● Required work
From the line containing "Read out every word on this page." down to the last line of the material, return those lines verbatim and only those.

● The input
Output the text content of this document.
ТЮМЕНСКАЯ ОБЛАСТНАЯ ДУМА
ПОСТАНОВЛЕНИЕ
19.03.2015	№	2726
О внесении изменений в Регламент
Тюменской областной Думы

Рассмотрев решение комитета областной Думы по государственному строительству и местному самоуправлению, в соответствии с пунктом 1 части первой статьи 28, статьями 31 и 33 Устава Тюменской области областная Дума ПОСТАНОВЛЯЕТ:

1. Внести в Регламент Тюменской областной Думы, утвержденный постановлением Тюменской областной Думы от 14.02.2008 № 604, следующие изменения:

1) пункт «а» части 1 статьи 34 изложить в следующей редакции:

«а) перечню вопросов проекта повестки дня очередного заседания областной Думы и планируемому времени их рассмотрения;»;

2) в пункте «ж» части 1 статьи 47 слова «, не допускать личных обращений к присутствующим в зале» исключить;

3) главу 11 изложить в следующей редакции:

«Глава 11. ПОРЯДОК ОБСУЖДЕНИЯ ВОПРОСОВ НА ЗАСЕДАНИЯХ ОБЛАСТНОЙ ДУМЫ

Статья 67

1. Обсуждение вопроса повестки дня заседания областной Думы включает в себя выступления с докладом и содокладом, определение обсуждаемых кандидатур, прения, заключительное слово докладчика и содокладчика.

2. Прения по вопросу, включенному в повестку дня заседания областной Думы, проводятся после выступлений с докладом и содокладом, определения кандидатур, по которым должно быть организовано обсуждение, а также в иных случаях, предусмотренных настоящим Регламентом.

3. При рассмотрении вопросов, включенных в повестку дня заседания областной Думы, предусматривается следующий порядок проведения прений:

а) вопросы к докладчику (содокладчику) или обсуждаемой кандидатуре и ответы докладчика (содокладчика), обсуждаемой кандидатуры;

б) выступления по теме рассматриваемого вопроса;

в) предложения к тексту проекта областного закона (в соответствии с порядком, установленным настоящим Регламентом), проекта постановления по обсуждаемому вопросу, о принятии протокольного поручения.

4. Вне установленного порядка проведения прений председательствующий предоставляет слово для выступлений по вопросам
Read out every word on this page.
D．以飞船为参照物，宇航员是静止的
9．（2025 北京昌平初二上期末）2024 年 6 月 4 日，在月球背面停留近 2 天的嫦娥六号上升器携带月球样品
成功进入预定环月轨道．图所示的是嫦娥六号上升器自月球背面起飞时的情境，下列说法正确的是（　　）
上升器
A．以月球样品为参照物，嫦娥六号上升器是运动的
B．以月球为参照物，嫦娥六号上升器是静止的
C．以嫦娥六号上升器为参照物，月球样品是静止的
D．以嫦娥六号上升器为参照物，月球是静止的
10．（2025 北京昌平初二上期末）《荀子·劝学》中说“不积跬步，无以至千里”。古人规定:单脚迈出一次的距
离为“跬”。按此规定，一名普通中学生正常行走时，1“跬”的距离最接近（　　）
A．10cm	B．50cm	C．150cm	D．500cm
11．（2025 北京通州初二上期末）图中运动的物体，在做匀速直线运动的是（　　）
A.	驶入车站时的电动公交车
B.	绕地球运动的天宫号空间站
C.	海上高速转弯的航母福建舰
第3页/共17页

● Response to the exercise
Read out every word on this page.
D．以飞船为参照物，宇航员是静止的
9．（2025 北京昌平初二上期末）2024 年 6 月 4 日，在月球背面停留近 2 天的嫦娥六号上升器携带月球样品
成功进入预定环月轨道．图所示的是嫦娥六号上升器自月球背面起飞时的情境，下列说法正确的是（　　）
上升器
A．以月球样品为参照物，嫦娥六号上升器是运动的
B．以月球为参照物，嫦娥六号上升器是静止的
C．以嫦娥六号上升器为参照物，月球样品是静止的
D．以嫦娥六号上升器为参照物，月球是静止的
10．（2025 北京昌平初二上期末）《荀子·劝学》中说“不积跬步，无以至千里”。古人规定:单脚迈出一次的距
离为“跬”。按此规定，一名普通中学生正常行走时，1“跬”的距离最接近（　　）
A．10cm	B．50cm	C．150cm	D．500cm
11．（2025 北京通州初二上期末）图中运动的物体，在做匀速直线运动的是（　　）
A.	驶入车站时的电动公交车
B.	绕地球运动的天宫号空间站
C.	海上高速转弯的航母福建舰
第3页/共17页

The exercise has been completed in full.